Stored entries:
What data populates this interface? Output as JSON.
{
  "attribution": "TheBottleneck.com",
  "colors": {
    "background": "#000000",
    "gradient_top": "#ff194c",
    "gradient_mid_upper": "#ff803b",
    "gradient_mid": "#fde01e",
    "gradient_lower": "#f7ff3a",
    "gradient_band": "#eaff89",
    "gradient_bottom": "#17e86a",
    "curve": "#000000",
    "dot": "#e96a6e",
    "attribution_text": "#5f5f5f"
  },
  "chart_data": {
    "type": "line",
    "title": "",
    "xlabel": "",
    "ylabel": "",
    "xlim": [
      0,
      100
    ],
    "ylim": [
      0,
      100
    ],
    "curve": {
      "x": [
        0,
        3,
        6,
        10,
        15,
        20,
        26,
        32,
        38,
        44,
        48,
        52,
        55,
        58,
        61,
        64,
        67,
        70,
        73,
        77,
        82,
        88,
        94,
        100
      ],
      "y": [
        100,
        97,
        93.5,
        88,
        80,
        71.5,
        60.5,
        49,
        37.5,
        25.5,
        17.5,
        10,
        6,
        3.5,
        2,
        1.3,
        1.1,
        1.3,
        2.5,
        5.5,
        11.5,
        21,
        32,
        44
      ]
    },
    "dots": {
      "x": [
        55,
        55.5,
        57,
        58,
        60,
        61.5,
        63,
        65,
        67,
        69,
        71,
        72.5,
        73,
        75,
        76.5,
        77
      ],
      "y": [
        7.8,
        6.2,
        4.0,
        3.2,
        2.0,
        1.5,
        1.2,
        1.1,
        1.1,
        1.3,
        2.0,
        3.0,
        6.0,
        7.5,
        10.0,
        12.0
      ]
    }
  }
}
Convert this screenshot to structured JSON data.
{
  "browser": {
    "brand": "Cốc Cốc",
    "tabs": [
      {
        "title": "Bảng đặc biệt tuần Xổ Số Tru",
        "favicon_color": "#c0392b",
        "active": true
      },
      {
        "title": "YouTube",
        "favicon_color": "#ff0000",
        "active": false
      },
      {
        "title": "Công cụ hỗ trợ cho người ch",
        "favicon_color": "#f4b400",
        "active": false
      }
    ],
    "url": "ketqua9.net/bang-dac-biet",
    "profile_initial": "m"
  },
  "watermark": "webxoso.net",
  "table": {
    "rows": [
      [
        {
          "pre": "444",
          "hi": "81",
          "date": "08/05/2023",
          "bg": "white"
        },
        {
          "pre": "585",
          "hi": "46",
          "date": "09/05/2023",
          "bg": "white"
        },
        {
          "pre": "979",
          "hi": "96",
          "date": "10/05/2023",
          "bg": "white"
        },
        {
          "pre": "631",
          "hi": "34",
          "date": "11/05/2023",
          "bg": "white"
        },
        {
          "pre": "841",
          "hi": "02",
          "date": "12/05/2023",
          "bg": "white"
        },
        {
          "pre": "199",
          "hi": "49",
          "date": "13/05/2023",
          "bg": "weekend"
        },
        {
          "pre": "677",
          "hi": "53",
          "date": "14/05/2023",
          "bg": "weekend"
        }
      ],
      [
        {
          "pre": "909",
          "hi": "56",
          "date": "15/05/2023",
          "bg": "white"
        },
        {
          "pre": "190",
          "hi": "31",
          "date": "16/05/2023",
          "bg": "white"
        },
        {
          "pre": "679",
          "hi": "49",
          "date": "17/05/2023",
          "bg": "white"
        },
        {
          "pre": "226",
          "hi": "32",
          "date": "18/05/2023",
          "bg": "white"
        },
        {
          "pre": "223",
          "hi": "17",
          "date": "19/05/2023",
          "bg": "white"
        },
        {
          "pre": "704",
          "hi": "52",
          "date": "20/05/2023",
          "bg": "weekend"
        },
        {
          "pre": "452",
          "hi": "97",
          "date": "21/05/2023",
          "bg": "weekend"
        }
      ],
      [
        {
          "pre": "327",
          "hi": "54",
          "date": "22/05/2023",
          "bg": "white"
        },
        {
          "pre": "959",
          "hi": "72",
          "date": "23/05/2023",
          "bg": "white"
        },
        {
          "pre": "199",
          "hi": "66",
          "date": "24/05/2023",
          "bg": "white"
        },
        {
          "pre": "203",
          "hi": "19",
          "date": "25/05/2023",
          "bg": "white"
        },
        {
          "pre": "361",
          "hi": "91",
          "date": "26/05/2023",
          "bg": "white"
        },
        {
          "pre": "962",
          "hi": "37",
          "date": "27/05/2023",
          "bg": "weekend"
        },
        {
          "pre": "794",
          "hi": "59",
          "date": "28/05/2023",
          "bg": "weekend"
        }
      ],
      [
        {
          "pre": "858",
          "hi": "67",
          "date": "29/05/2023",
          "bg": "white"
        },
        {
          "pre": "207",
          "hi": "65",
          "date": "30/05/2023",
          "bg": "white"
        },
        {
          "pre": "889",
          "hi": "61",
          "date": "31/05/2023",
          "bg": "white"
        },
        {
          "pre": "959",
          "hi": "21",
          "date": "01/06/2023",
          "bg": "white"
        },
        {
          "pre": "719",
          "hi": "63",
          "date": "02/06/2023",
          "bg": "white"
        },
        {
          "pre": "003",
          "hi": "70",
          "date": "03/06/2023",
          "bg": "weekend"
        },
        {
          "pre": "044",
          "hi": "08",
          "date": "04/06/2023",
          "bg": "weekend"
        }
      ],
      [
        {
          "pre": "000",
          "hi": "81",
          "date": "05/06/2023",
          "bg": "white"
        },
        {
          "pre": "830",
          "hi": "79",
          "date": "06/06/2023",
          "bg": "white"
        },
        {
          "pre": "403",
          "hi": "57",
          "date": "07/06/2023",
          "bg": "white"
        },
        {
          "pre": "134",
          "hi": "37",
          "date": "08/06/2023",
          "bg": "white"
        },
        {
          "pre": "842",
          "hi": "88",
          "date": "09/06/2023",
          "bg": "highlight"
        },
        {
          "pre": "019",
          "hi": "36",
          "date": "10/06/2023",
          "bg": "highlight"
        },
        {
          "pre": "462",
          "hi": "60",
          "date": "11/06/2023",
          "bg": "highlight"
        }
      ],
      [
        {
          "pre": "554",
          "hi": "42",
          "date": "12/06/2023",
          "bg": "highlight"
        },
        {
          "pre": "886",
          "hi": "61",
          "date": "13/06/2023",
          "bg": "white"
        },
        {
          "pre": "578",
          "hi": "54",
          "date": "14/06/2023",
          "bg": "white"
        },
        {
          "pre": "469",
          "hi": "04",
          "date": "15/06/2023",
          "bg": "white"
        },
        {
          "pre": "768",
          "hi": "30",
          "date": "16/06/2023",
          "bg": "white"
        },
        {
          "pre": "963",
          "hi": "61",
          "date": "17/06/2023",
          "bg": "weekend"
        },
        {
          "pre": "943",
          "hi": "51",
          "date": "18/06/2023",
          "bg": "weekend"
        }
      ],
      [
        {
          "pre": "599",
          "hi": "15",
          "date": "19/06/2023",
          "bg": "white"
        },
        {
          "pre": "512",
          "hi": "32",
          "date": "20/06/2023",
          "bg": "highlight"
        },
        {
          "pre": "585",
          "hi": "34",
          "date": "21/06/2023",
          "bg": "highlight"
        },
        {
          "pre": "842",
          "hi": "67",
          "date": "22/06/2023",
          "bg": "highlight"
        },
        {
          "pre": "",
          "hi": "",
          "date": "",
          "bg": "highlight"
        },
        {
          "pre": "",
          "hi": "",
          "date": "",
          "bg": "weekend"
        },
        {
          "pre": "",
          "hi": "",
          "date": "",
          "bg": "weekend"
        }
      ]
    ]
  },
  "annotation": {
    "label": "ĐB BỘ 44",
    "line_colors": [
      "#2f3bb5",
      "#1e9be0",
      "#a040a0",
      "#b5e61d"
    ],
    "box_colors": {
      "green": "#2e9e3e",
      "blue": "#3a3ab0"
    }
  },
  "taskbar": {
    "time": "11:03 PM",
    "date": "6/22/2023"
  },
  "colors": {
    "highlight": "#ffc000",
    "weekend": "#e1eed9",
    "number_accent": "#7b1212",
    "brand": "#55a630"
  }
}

**Problem description**
Copy every line in the records above that contains the word "JSON".

**Correct answer**
What data populates this interface? Output as JSON.
Convert this screenshot to structured JSON data.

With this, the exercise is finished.